══ Rows

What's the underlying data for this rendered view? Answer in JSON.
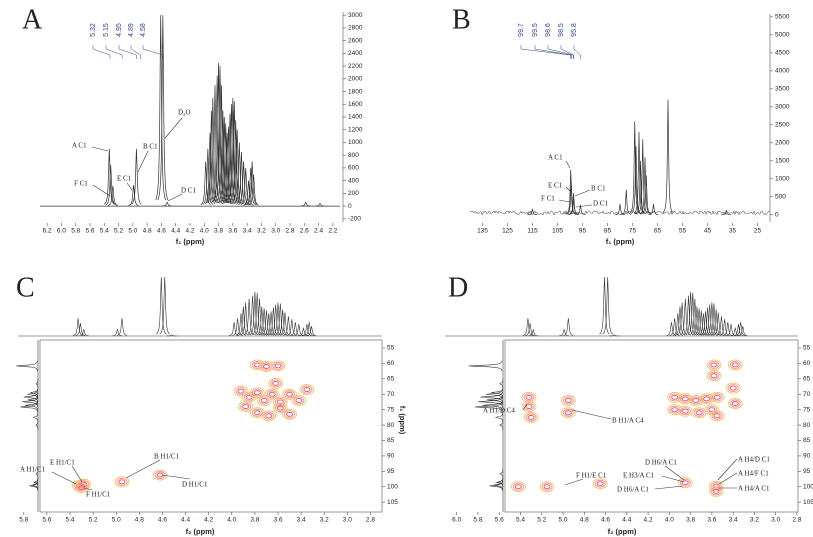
{
  "chart_data": [
    {
      "type": "spectrum",
      "label": "A",
      "x_label": "f₁ (ppm)",
      "color": "#333333",
      "xlim": [
        6.3,
        2.1
      ],
      "xticks": [
        6.2,
        {
          "value": 6,
          "label": "6.0"
        },
        5.8,
        5.6,
        5.4,
        5.2,
        {
          "value": 5,
          "label": "5.0"
        },
        4.8,
        4.6,
        4.4,
        4.2,
        {
          "value": 4,
          "label": "4.0"
        },
        3.8,
        3.6,
        3.4,
        3.2,
        {
          "value": 3,
          "label": "3.0"
        },
        2.8,
        2.6,
        2.4,
        2.2
      ],
      "ylim": [
        -250,
        3050
      ],
      "yticks": [
        -200,
        0,
        200,
        400,
        600,
        800,
        1000,
        1200,
        1400,
        1600,
        1800,
        2000,
        2200,
        2400,
        2600,
        2800,
        3000
      ],
      "peak_labels": [
        5.32,
        5.15,
        4.95,
        4.89,
        4.58
      ],
      "annotations": [
        "A C1",
        "F C1",
        "E C1",
        "B C1",
        "D₂O",
        "D C1"
      ],
      "x": [
        5.33,
        5.31,
        5.28,
        4.99,
        4.95,
        4.61,
        4.58,
        4.52,
        3.98,
        3.95,
        3.92,
        3.9,
        3.88,
        3.85,
        3.82,
        3.8,
        3.78,
        3.76,
        3.74,
        3.72,
        3.7,
        3.68,
        3.66,
        3.64,
        3.62,
        3.6,
        3.58,
        3.56,
        3.54,
        3.51,
        3.48,
        3.45,
        3.42,
        3.38,
        3.35,
        3.33,
        3.31,
        2.58,
        2.38
      ],
      "values": [
        900,
        650,
        320,
        330,
        900,
        3000,
        3000,
        60,
        700,
        900,
        1150,
        1500,
        1700,
        1900,
        2050,
        2250,
        2200,
        1900,
        1500,
        1400,
        1300,
        1150,
        1250,
        1450,
        1600,
        1700,
        1650,
        1350,
        1200,
        1000,
        850,
        700,
        600,
        400,
        600,
        700,
        500,
        60,
        40
      ]
    },
    {
      "type": "spectrum",
      "label": "B",
      "x_label": "f₁ (ppm)",
      "color": "#333333",
      "xlim": [
        140,
        20
      ],
      "xticks": [
        135,
        125,
        115,
        105,
        95,
        85,
        75,
        65,
        55,
        45,
        35,
        25
      ],
      "ylim": [
        -200,
        5580
      ],
      "yticks": [
        0,
        500,
        1000,
        1500,
        2000,
        2500,
        3000,
        3500,
        4000,
        4500,
        5000,
        5500
      ],
      "peak_labels": [
        99.7,
        99.5,
        98.6,
        98.5,
        95.8
      ],
      "annotations": [
        "A C1",
        "E C1",
        "B C1",
        "F C1",
        "D C1"
      ],
      "x": [
        115,
        99.7,
        99.5,
        98.6,
        98.5,
        95.8,
        80.0,
        77.5,
        74.1,
        73.6,
        72.4,
        71.8,
        70.9,
        70.0,
        69.5,
        66.6,
        60.8,
        37.5
      ],
      "values": [
        150,
        1250,
        900,
        600,
        450,
        280,
        300,
        700,
        2600,
        1900,
        2300,
        1500,
        2100,
        1600,
        1100,
        300,
        3200,
        120
      ]
    },
    {
      "type": "contour",
      "label": "C",
      "x_label": "f₂ (ppm)",
      "y_label": "f₁ (ppm)",
      "colors": [
        "#f5c16c",
        "#f4908a",
        "#e8506e"
      ],
      "xlim": [
        5.85,
        2.7
      ],
      "xticks": [
        5.8,
        5.6,
        5.4,
        5.2,
        {
          "value": 5,
          "label": "5.0"
        },
        4.8,
        4.6,
        4.4,
        4.2,
        {
          "value": 4,
          "label": "4.0"
        },
        3.8,
        3.6,
        3.4,
        3.2,
        {
          "value": 3,
          "label": "3.0"
        },
        2.8
      ],
      "ylim": [
        52.4,
        108.2
      ],
      "yticks": [
        55,
        60,
        65,
        70,
        75,
        80,
        85,
        90,
        95,
        100,
        105
      ],
      "annotations": [
        "A H1/C1",
        "E H1/C1",
        "B H1/C1",
        "D H1/C1",
        "F H1/C1"
      ],
      "x": [
        5.32,
        5.28,
        5.3,
        4.95,
        4.62,
        3.78,
        3.7,
        3.6,
        3.92,
        3.85,
        3.78,
        3.72,
        3.65,
        3.58,
        3.5,
        3.42,
        3.35,
        3.88,
        3.78,
        3.68,
        3.58,
        3.5,
        3.62
      ],
      "values": [
        99.6,
        99.2,
        100.3,
        98.4,
        96.2,
        60.5,
        61,
        60.8,
        69,
        71,
        69.5,
        72,
        70,
        72.5,
        70,
        72,
        68.5,
        74,
        76,
        77,
        74.5,
        76.5,
        66.5
      ]
    },
    {
      "type": "contour",
      "label": "D",
      "x_label": "f₂ (ppm)",
      "colors": [
        "#f5c16c",
        "#f4908a",
        "#e8506e"
      ],
      "xlim": [
        6.11,
        2.79
      ],
      "xticks": [
        {
          "value": 6,
          "label": "6.0"
        },
        5.8,
        5.6,
        5.4,
        5.2,
        {
          "value": 5,
          "label": "5.0"
        },
        4.8,
        4.6,
        4.4,
        4.2,
        {
          "value": 4,
          "label": "4.0"
        },
        3.8,
        3.6,
        3.4,
        3.2,
        {
          "value": 3,
          "label": "3.0"
        },
        2.8
      ],
      "ylim": [
        52.4,
        108.2
      ],
      "yticks": [
        55,
        60,
        65,
        70,
        75,
        80,
        85,
        90,
        95,
        100,
        105
      ],
      "annotations": [
        "A H1/D C4",
        "B H1/A C4",
        "F H1/E C1",
        "D H6/A C1",
        "E H3/A C1",
        "D H6/A C1",
        "A H4/D C1",
        "A H4/F C1",
        "A H4/A C1"
      ],
      "x": [
        5.32,
        5.32,
        5.3,
        4.95,
        4.95,
        3.95,
        3.95,
        3.85,
        3.85,
        3.75,
        3.72,
        3.65,
        3.6,
        3.58,
        3.58,
        3.55,
        3.55,
        3.38,
        3.38,
        3.4,
        5.42,
        5.15,
        4.65,
        3.85,
        3.56,
        3.56
      ],
      "values": [
        71,
        74,
        77.5,
        72,
        76,
        71,
        75,
        71.5,
        75.5,
        72,
        76,
        71.5,
        75,
        60.5,
        64,
        71,
        77,
        60.5,
        73,
        68,
        100,
        100,
        99,
        98.7,
        99.8,
        101.5
      ]
    }
  ]
}
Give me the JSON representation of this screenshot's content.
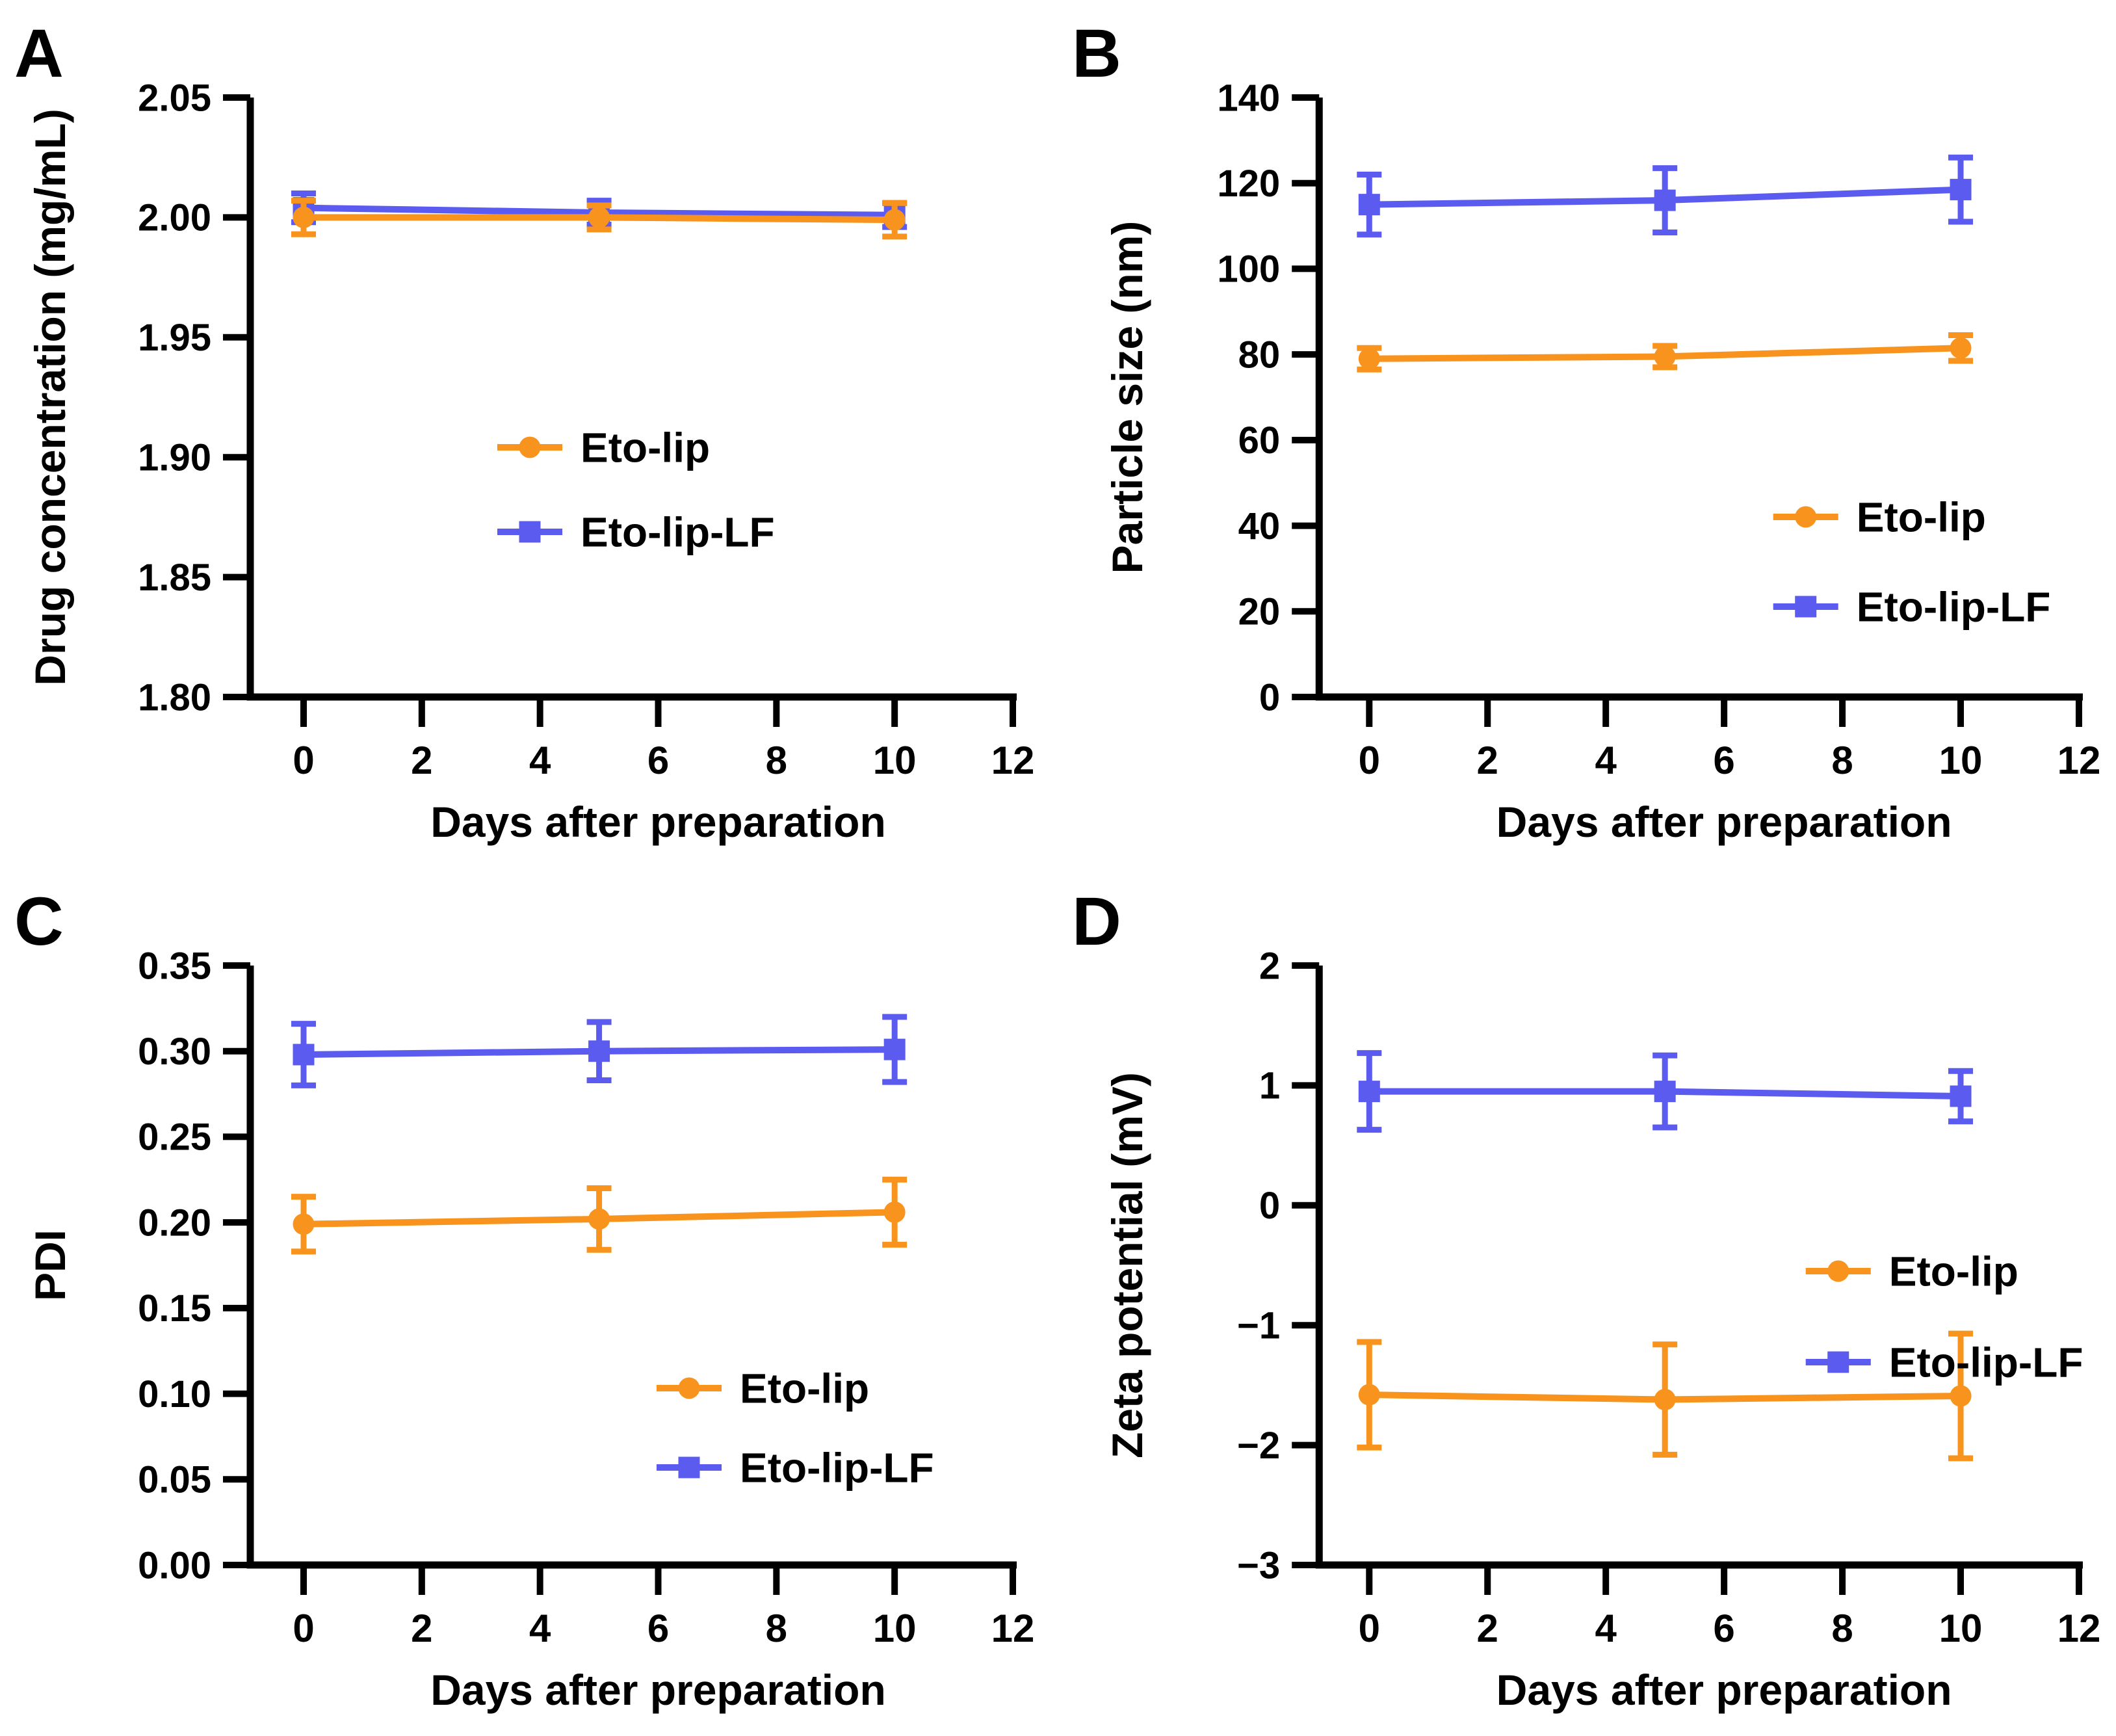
{
  "figure": {
    "background": "#ffffff",
    "axis_color": "#000000",
    "series_colors": {
      "eto_lip": "#F8941D",
      "eto_lip_lf": "#5B5BF0"
    }
  },
  "chart_data": [
    {
      "id": "A",
      "panel_label": "A",
      "type": "line",
      "x": [
        0,
        5,
        10
      ],
      "x_ticks": [
        0,
        2,
        4,
        6,
        8,
        10,
        12
      ],
      "x_tick_labels": [
        "0",
        "2",
        "4",
        "6",
        "8",
        "10",
        "12"
      ],
      "xlabel": "Days after preparation",
      "ylabel": "Drug concentration (mg/mL)",
      "ylim": [
        1.8,
        2.05
      ],
      "y_ticks": [
        1.8,
        1.85,
        1.9,
        1.95,
        2.0,
        2.05
      ],
      "y_tick_labels": [
        "1.80",
        "1.85",
        "1.90",
        "1.95",
        "2.00",
        "2.05"
      ],
      "grid": false,
      "legend_position": "inside-right-middle",
      "series": [
        {
          "name": "Eto-lip",
          "marker": "circle",
          "color": "#F8941D",
          "values": [
            2.0,
            2.0,
            1.999
          ],
          "errors": [
            0.007,
            0.005,
            0.007
          ]
        },
        {
          "name": "Eto-lip-LF",
          "marker": "square",
          "color": "#5B5BF0",
          "values": [
            2.004,
            2.002,
            2.001
          ],
          "errors": [
            0.006,
            0.005,
            0.005
          ]
        }
      ]
    },
    {
      "id": "B",
      "panel_label": "B",
      "type": "line",
      "x": [
        0,
        5,
        10
      ],
      "x_ticks": [
        0,
        2,
        4,
        6,
        8,
        10,
        12
      ],
      "x_tick_labels": [
        "0",
        "2",
        "4",
        "6",
        "8",
        "10",
        "12"
      ],
      "xlabel": "Days after preparation",
      "ylabel": "Particle size (nm)",
      "ylim": [
        0,
        140
      ],
      "y_ticks": [
        0,
        20,
        40,
        60,
        80,
        100,
        120,
        140
      ],
      "y_tick_labels": [
        "0",
        "20",
        "40",
        "60",
        "80",
        "100",
        "120",
        "140"
      ],
      "grid": false,
      "legend_position": "inside-right-lower",
      "series": [
        {
          "name": "Eto-lip",
          "marker": "circle",
          "color": "#F8941D",
          "values": [
            79,
            79.5,
            81.5
          ],
          "errors": [
            2.5,
            2.5,
            3
          ]
        },
        {
          "name": "Eto-lip-LF",
          "marker": "square",
          "color": "#5B5BF0",
          "values": [
            115,
            116,
            118.5
          ],
          "errors": [
            7,
            7.5,
            7.5
          ]
        }
      ]
    },
    {
      "id": "C",
      "panel_label": "C",
      "type": "line",
      "x": [
        0,
        5,
        10
      ],
      "x_ticks": [
        0,
        2,
        4,
        6,
        8,
        10,
        12
      ],
      "x_tick_labels": [
        "0",
        "2",
        "4",
        "6",
        "8",
        "10",
        "12"
      ],
      "xlabel": "Days after preparation",
      "ylabel": "PDI",
      "ylim": [
        0.0,
        0.35
      ],
      "y_ticks": [
        0.0,
        0.05,
        0.1,
        0.15,
        0.2,
        0.25,
        0.3,
        0.35
      ],
      "y_tick_labels": [
        "0.00",
        "0.05",
        "0.10",
        "0.15",
        "0.20",
        "0.25",
        "0.30",
        "0.35"
      ],
      "grid": false,
      "legend_position": "inside-right-lower",
      "series": [
        {
          "name": "Eto-lip",
          "marker": "circle",
          "color": "#F8941D",
          "values": [
            0.199,
            0.202,
            0.206
          ],
          "errors": [
            0.016,
            0.018,
            0.019
          ]
        },
        {
          "name": "Eto-lip-LF",
          "marker": "square",
          "color": "#5B5BF0",
          "values": [
            0.298,
            0.3,
            0.301
          ],
          "errors": [
            0.018,
            0.017,
            0.019
          ]
        }
      ]
    },
    {
      "id": "D",
      "panel_label": "D",
      "type": "line",
      "x": [
        0,
        5,
        10
      ],
      "x_ticks": [
        0,
        2,
        4,
        6,
        8,
        10,
        12
      ],
      "x_tick_labels": [
        "0",
        "2",
        "4",
        "6",
        "8",
        "10",
        "12"
      ],
      "xlabel": "Days after preparation",
      "ylabel": "Zeta potential (mV)",
      "ylim": [
        -3,
        2
      ],
      "y_ticks": [
        -3,
        -2,
        -1,
        0,
        1,
        2
      ],
      "y_tick_labels": [
        "−3",
        "−2",
        "−1",
        "0",
        "1",
        "2"
      ],
      "grid": false,
      "legend_position": "inside-right-middle",
      "series": [
        {
          "name": "Eto-lip",
          "marker": "circle",
          "color": "#F8941D",
          "values": [
            -1.58,
            -1.62,
            -1.59
          ],
          "errors": [
            0.44,
            0.46,
            0.52
          ]
        },
        {
          "name": "Eto-lip-LF",
          "marker": "square",
          "color": "#5B5BF0",
          "values": [
            0.95,
            0.95,
            0.91
          ],
          "errors": [
            0.32,
            0.3,
            0.21
          ]
        }
      ]
    }
  ]
}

════

- [Aim of the exercise] Report the number of lines in the entries above that include the string "JSON". Give nothing but the number.

- [Answer to the exercise] 2